#### Work to do
Identify the lines that contain the word "wake" and copy each one.
## START Information shown
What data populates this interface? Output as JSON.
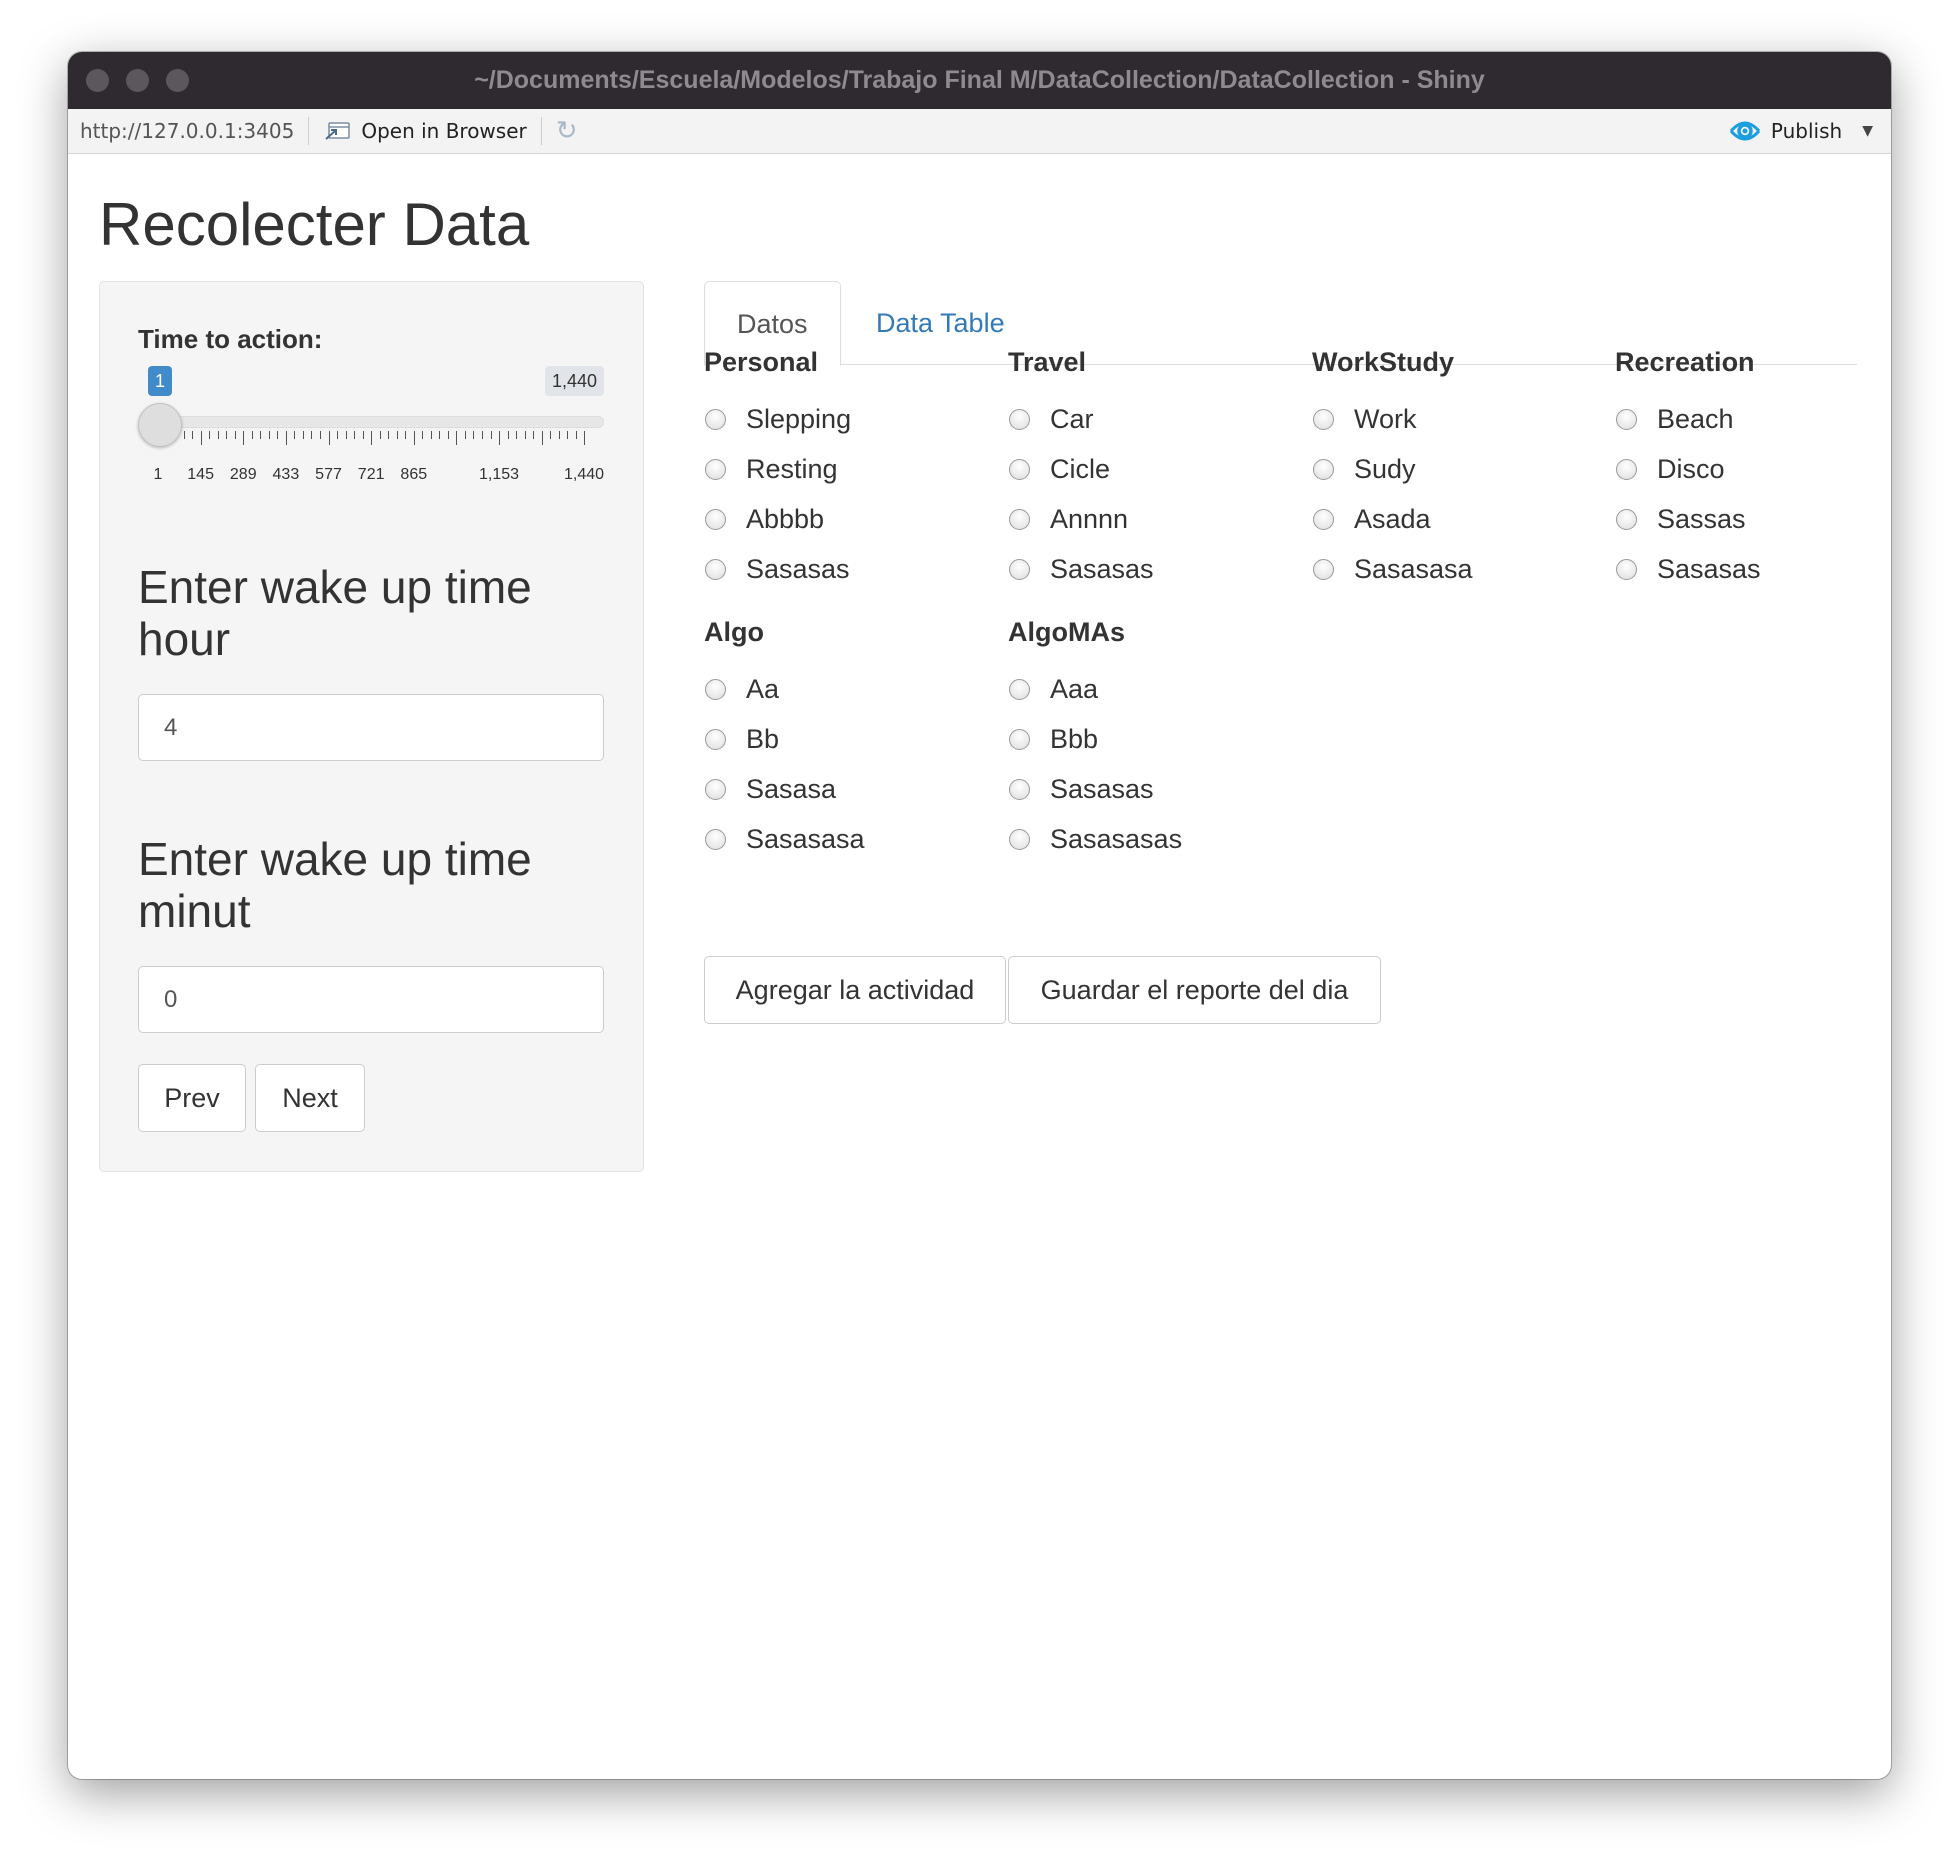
{
  "window": {
    "title": "~/Documents/Escuela/Modelos/Trabajo Final M/DataCollection/DataCollection - Shiny"
  },
  "toolbar": {
    "url": "http://127.0.0.1:3405",
    "open_in_browser": "Open in Browser",
    "publish": "Publish"
  },
  "app": {
    "title": "Recolecter Data"
  },
  "sidebar": {
    "slider": {
      "label": "Time to action:",
      "value_label": "1",
      "max_label": "1,440",
      "value": 1,
      "min": 1,
      "max": 1440,
      "tick_labels": [
        "1",
        "145",
        "289",
        "433",
        "577",
        "721",
        "865",
        "1,153",
        "1,440"
      ]
    },
    "hour_heading": "Enter wake up time hour",
    "hour_value": "4",
    "minute_heading": "Enter wake up time minut",
    "minute_value": "0",
    "prev_label": "Prev",
    "next_label": "Next"
  },
  "tabs": [
    {
      "label": "Datos",
      "active": true
    },
    {
      "label": "Data Table",
      "active": false
    }
  ],
  "groups": [
    {
      "title": "Personal",
      "options": [
        "Slepping",
        "Resting",
        "Abbbb",
        "Sasasas"
      ]
    },
    {
      "title": "Travel",
      "options": [
        "Car",
        "Cicle",
        "Annnn",
        "Sasasas"
      ]
    },
    {
      "title": "WorkStudy",
      "options": [
        "Work",
        "Sudy",
        "Asada",
        "Sasasasa"
      ]
    },
    {
      "title": "Recreation",
      "options": [
        "Beach",
        "Disco",
        "Sassas",
        "Sasasas"
      ]
    },
    {
      "title": "Algo",
      "options": [
        "Aa",
        "Bb",
        "Sasasa",
        "Sasasasa"
      ]
    },
    {
      "title": "AlgoMAs",
      "options": [
        "Aaa",
        "Bbb",
        "Sasasas",
        "Sasasasas"
      ]
    }
  ],
  "actions": {
    "add_label": "Agregar la actividad",
    "save_label": "Guardar el reporte del dia"
  },
  "colors": {
    "titlebar": "#2e2a30",
    "accent": "#428bca",
    "link": "#337ab7"
  }
}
## END Information shown
#### Correct response
    "hour_heading": "Enter wake up time hour",
    "minute_heading": "Enter wake up time minut",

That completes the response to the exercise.